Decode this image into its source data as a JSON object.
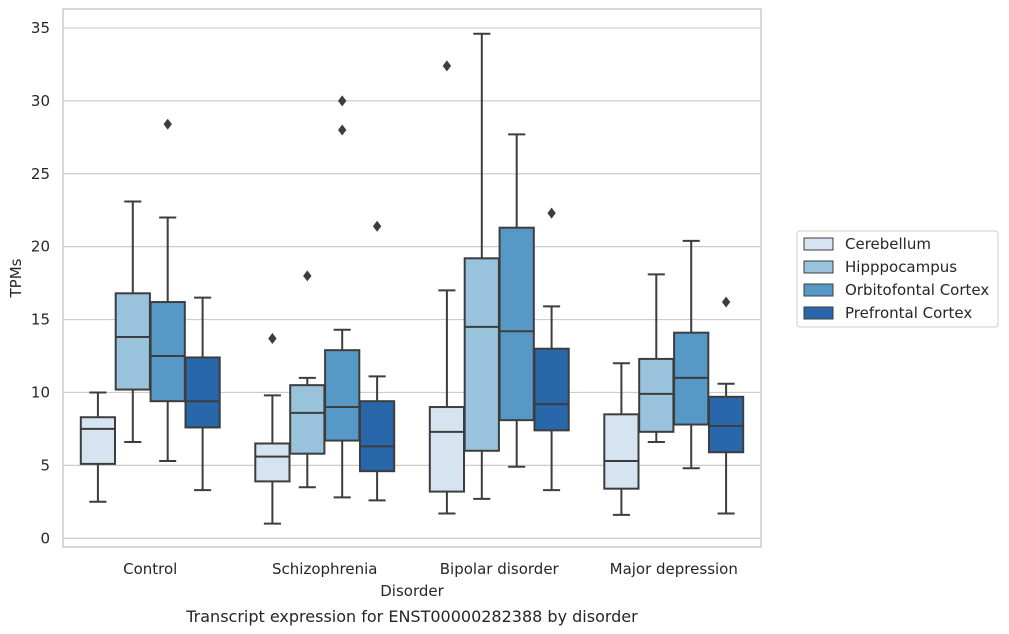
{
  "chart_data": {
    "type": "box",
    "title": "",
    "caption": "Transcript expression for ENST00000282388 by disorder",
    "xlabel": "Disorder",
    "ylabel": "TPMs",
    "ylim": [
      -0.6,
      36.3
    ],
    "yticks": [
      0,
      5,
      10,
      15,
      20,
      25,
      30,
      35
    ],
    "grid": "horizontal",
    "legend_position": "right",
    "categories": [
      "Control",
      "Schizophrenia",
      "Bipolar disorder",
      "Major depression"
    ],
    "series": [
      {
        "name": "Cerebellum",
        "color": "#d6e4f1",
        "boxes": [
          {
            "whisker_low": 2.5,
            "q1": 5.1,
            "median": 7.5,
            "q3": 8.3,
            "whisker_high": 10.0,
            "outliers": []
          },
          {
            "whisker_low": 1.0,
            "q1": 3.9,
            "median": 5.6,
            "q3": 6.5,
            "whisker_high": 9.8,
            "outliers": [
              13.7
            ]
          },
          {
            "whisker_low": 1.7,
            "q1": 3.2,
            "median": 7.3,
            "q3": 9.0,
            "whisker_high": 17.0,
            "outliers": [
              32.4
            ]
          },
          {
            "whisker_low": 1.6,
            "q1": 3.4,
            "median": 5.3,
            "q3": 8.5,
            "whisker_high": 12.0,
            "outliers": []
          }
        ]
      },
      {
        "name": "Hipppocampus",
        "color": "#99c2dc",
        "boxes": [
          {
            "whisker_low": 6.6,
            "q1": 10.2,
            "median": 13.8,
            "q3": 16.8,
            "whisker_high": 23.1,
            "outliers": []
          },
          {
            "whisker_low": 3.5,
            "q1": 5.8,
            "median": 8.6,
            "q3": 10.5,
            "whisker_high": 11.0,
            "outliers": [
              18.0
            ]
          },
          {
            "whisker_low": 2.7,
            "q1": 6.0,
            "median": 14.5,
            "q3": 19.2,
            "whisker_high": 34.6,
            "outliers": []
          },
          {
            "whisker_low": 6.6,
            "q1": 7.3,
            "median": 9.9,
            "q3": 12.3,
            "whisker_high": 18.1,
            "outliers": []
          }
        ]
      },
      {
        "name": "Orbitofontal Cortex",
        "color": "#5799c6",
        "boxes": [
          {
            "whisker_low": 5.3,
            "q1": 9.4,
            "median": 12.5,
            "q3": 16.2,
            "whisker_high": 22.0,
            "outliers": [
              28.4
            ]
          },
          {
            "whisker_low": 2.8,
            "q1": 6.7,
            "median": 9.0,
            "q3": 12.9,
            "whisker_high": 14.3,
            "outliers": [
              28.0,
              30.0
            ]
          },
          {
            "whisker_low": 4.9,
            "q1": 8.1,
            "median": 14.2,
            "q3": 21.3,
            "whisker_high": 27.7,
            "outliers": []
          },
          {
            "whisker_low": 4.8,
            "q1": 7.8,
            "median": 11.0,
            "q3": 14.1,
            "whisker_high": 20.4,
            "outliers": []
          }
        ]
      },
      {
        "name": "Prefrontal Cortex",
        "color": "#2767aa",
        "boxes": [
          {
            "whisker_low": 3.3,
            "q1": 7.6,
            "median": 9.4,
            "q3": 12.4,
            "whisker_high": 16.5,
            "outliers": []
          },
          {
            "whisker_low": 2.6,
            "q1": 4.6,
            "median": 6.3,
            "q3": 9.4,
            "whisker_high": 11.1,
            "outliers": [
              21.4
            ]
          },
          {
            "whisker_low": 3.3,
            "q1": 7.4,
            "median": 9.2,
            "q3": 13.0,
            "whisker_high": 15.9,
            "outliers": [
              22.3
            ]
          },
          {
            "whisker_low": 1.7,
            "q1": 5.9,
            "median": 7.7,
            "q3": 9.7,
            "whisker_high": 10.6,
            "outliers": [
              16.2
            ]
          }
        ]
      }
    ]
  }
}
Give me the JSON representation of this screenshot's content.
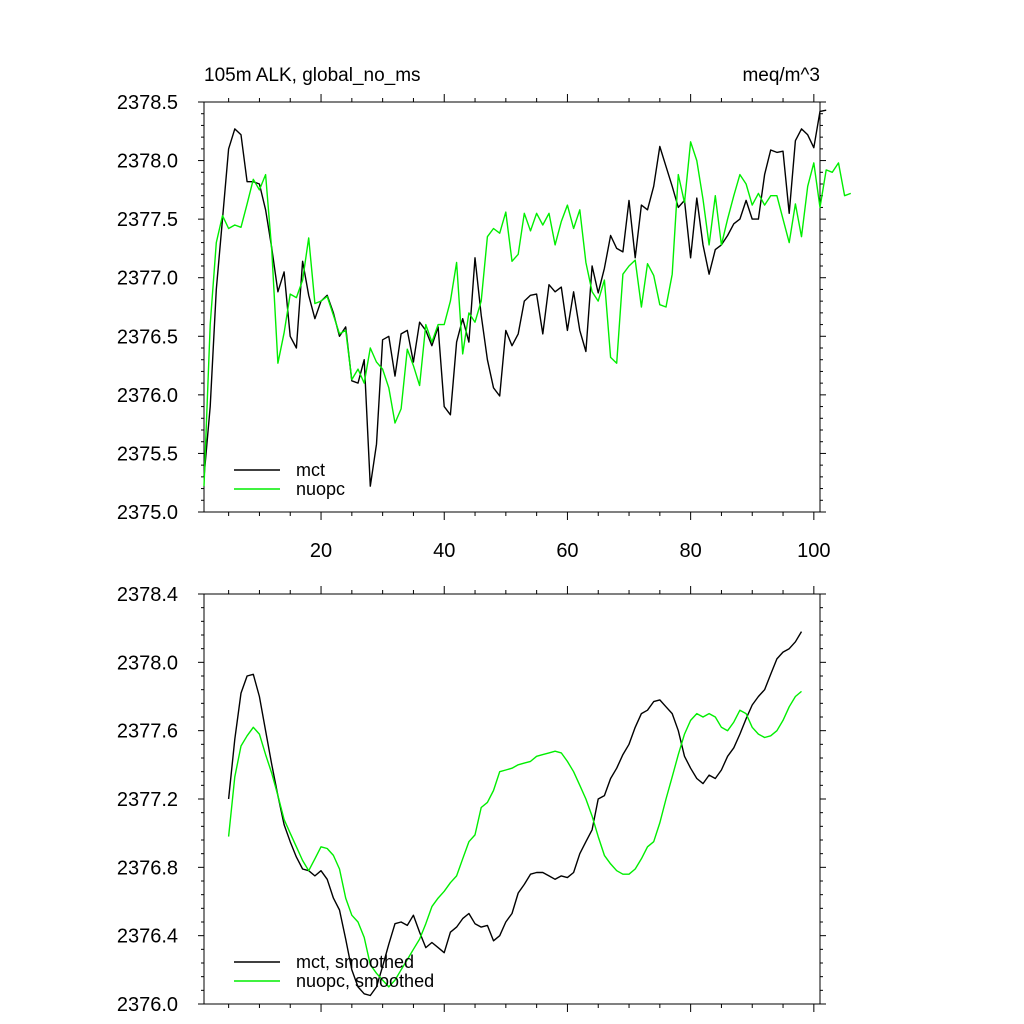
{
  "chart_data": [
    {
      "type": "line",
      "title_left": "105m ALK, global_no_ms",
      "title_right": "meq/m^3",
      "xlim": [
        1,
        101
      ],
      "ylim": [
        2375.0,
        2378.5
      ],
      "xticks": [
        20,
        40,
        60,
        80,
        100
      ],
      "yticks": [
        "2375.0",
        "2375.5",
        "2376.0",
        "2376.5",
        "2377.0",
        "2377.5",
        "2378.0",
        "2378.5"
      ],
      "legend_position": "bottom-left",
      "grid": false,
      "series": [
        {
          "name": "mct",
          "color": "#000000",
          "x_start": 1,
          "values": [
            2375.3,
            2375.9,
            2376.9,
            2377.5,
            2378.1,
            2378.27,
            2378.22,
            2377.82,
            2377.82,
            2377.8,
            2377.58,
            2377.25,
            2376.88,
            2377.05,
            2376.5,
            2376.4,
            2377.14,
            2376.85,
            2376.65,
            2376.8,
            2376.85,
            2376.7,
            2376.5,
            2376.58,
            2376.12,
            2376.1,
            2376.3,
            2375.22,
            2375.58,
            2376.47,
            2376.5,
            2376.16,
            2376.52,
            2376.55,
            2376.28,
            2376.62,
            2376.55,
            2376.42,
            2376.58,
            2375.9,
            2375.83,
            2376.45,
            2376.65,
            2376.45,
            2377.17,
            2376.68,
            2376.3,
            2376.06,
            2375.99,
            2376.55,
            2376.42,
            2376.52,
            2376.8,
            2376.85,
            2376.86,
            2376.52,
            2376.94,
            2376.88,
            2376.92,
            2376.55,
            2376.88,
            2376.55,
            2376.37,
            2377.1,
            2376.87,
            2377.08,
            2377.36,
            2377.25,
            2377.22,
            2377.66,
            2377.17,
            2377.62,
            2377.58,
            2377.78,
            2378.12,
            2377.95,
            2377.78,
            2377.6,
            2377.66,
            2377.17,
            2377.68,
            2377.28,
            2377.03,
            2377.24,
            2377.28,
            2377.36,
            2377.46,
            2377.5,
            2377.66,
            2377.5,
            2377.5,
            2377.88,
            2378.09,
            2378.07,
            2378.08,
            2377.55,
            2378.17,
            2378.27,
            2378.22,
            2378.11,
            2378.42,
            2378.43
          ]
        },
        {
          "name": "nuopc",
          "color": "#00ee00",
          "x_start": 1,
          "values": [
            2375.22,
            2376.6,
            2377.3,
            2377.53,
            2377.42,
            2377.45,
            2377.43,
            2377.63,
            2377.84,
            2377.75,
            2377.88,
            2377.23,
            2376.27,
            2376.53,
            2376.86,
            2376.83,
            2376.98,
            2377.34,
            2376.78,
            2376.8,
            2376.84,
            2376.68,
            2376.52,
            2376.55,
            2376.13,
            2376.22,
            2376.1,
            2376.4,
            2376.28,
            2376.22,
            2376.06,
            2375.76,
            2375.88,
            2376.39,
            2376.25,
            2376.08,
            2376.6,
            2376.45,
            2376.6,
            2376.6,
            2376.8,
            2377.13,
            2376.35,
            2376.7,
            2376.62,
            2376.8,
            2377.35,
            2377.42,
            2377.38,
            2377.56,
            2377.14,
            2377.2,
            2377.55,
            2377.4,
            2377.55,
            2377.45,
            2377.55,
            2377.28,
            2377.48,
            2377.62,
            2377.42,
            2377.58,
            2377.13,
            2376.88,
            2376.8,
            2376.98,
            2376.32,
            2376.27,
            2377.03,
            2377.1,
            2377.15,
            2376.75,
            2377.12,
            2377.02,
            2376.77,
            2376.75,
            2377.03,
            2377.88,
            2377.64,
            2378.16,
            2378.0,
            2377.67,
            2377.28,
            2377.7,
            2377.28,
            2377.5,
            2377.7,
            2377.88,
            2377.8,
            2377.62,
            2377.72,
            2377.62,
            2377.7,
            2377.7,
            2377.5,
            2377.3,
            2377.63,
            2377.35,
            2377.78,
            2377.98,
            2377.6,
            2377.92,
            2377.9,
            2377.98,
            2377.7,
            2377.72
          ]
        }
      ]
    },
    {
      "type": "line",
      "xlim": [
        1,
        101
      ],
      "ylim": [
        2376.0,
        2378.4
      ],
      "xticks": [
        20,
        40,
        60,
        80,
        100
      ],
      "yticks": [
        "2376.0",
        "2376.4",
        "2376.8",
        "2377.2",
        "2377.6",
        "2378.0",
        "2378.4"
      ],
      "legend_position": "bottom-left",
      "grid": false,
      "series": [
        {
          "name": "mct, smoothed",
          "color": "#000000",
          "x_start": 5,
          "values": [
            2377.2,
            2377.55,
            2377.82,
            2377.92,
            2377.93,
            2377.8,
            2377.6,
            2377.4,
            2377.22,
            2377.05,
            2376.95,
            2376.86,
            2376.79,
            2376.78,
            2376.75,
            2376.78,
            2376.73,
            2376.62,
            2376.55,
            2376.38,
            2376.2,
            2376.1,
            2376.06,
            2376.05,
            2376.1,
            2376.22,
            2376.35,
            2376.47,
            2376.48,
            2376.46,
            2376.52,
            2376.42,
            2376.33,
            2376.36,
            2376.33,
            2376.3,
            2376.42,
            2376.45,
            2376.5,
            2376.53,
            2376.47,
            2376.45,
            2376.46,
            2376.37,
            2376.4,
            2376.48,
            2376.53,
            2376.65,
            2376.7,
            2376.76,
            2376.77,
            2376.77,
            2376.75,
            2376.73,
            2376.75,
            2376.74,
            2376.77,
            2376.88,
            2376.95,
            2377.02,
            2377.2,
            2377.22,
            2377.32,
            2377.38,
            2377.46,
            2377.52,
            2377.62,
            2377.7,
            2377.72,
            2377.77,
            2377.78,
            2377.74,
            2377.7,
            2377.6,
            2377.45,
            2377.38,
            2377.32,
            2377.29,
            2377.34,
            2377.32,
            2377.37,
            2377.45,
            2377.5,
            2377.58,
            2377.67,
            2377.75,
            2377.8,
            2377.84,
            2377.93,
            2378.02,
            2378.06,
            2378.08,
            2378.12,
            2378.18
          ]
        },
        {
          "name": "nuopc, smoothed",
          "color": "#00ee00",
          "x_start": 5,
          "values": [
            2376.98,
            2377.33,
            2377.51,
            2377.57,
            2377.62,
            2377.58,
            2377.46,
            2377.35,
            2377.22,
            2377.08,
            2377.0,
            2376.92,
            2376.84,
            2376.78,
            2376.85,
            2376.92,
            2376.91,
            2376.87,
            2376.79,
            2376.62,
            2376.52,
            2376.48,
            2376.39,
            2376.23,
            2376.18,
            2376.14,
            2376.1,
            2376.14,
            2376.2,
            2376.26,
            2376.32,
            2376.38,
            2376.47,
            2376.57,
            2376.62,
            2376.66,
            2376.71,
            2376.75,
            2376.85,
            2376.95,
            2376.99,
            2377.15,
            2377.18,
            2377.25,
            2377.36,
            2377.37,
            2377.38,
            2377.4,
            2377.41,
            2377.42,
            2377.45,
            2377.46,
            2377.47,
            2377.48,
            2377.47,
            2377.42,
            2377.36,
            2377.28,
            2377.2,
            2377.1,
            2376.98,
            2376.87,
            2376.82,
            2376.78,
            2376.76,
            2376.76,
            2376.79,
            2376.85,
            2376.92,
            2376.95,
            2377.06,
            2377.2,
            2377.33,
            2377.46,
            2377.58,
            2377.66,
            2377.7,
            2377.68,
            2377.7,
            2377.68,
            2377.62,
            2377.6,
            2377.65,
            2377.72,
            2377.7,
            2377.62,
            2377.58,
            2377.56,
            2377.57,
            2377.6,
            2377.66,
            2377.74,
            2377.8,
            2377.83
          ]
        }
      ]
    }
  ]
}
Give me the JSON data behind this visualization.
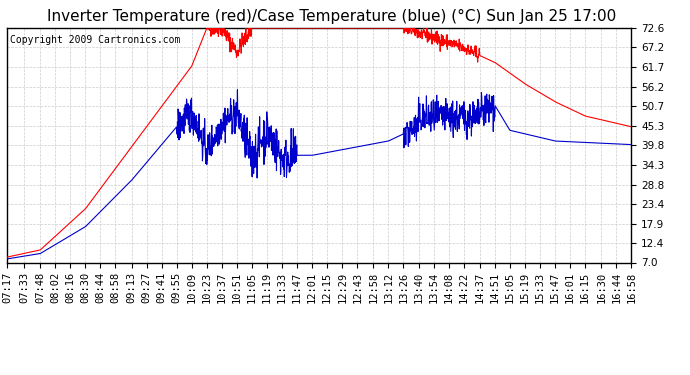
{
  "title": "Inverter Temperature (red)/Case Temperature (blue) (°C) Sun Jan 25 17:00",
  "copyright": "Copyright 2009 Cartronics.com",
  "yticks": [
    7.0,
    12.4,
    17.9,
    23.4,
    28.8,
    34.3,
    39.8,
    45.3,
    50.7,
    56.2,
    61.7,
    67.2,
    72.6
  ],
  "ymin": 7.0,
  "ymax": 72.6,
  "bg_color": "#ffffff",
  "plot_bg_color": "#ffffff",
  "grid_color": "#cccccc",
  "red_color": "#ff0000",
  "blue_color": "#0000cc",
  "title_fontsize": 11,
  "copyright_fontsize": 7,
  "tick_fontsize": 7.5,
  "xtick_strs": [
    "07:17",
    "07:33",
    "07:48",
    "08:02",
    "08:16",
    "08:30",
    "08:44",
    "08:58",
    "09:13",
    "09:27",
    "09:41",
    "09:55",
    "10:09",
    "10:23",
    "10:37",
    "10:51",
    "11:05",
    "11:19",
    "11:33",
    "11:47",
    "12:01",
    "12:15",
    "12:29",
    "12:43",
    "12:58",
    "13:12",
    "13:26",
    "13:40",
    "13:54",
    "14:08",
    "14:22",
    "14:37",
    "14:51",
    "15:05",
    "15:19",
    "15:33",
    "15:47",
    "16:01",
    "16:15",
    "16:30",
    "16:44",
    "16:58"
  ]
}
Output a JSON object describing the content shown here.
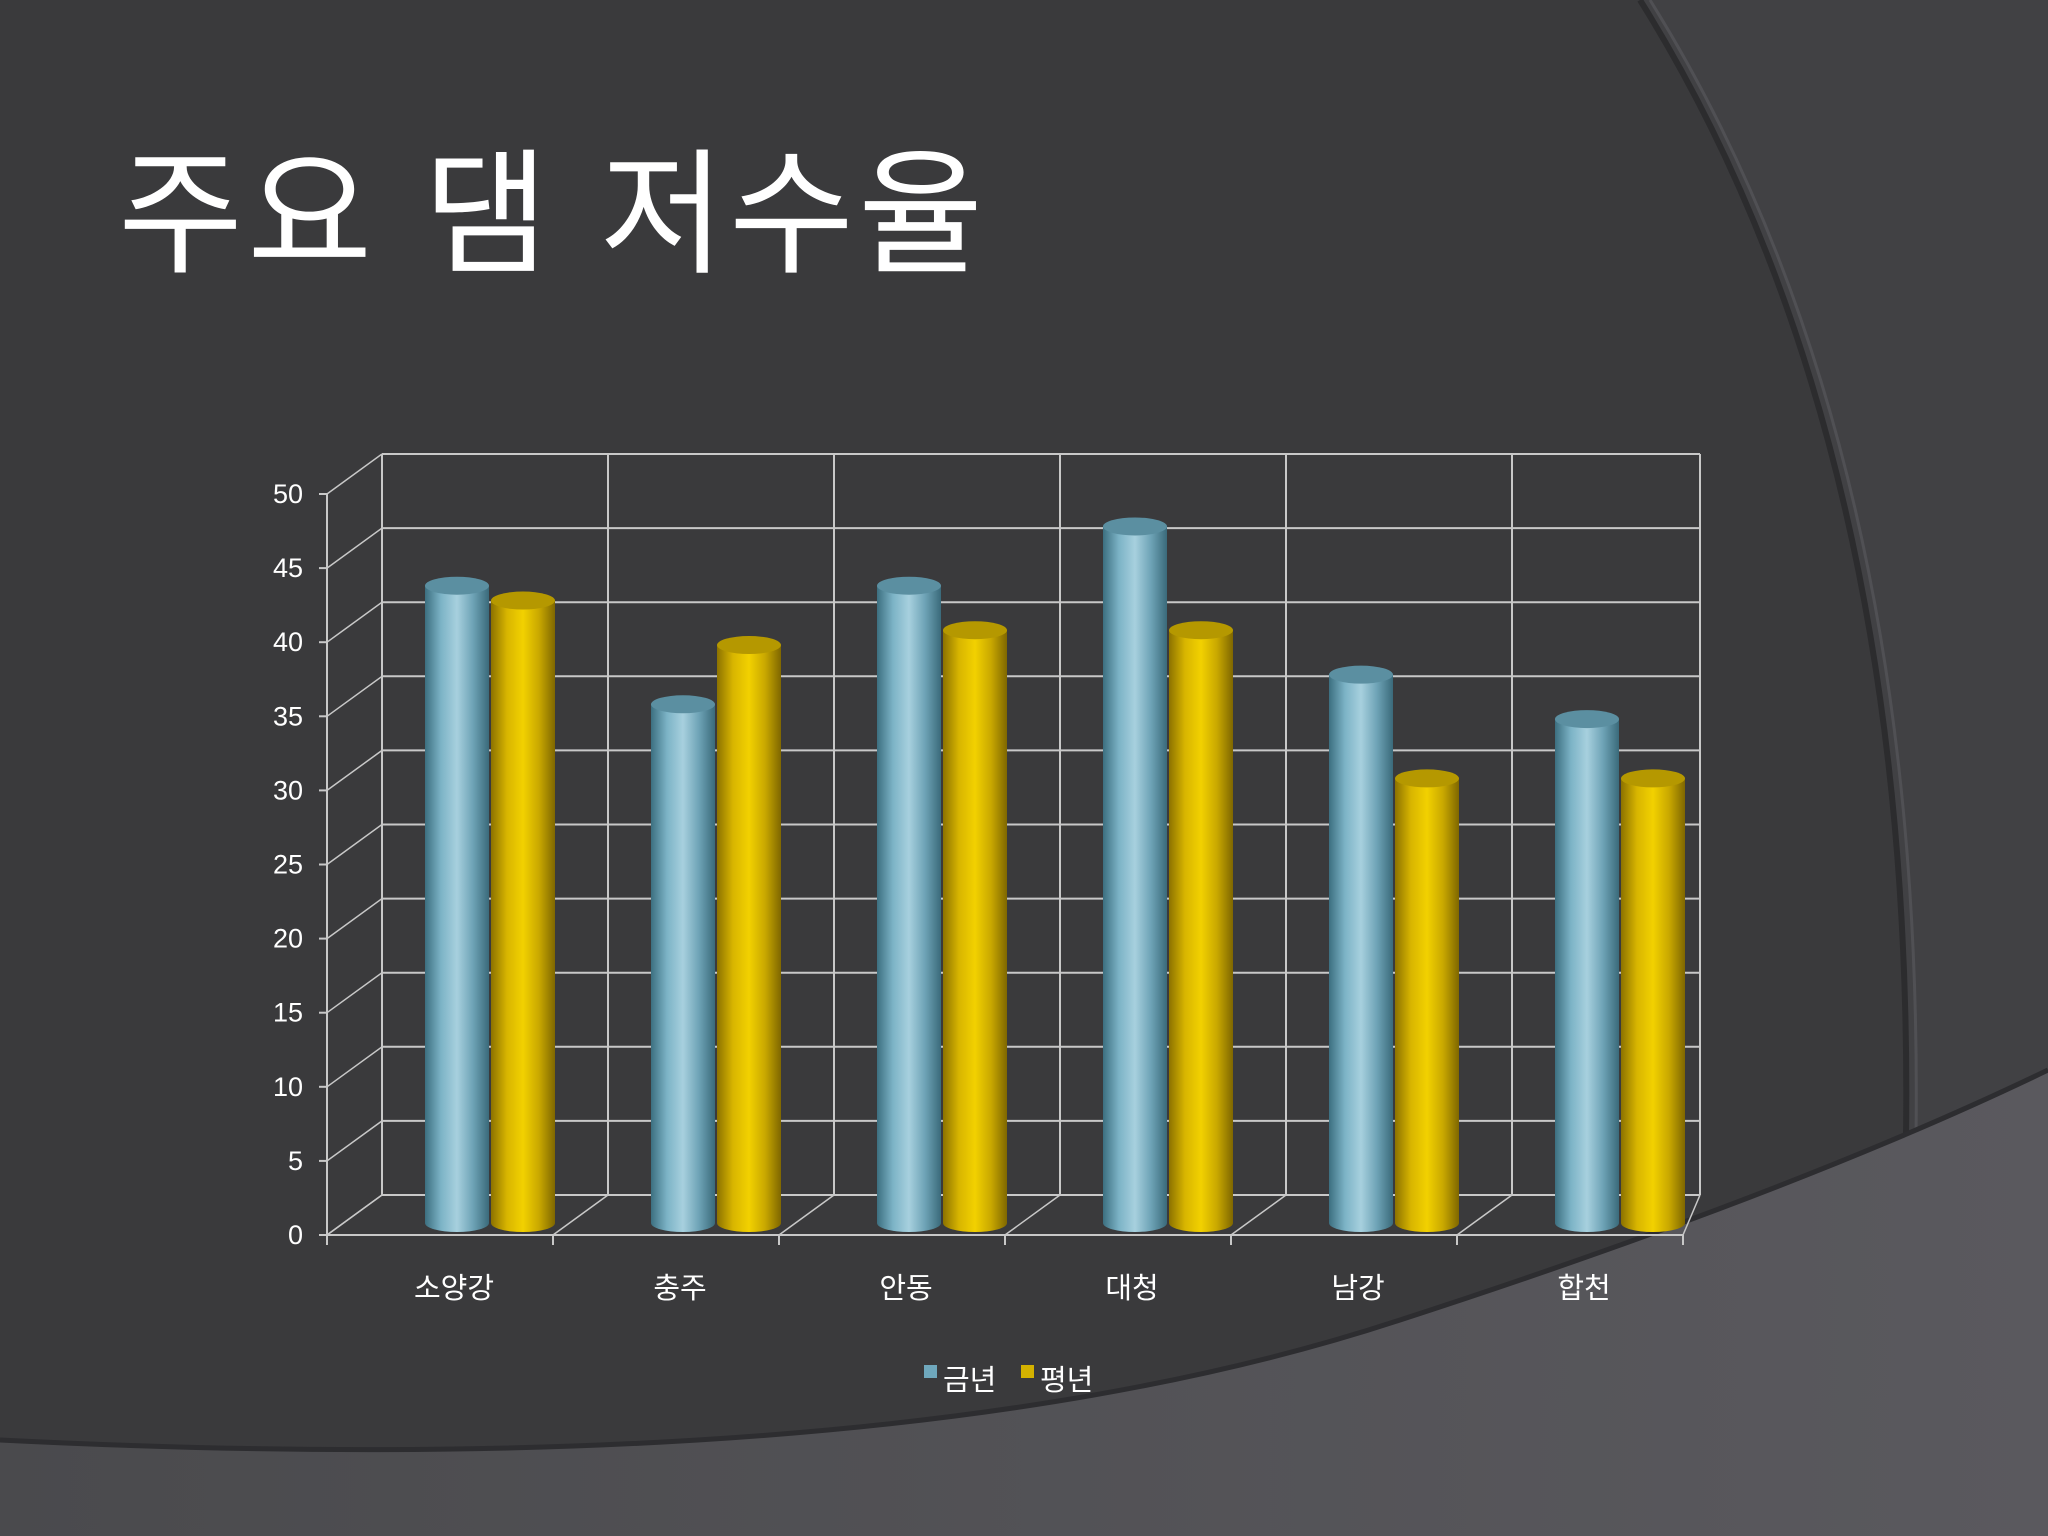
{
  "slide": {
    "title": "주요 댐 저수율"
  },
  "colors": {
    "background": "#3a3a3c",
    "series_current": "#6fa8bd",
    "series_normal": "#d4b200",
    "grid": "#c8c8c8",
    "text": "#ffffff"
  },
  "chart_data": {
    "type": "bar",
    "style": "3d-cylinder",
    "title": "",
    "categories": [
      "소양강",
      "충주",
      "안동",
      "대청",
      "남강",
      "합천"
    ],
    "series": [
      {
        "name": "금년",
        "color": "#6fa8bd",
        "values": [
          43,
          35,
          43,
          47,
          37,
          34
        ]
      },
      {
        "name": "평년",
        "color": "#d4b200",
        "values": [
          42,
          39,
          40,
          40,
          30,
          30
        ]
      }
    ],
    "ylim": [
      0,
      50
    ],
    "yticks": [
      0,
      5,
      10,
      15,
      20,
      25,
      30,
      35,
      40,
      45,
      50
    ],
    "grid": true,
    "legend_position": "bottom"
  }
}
*-*-*
» DESCRIPTION OF THE TASK
Every line that holds the word "object" counts once; state the total number of such lines and nothing else.

» COMPLETE OUTPUT
2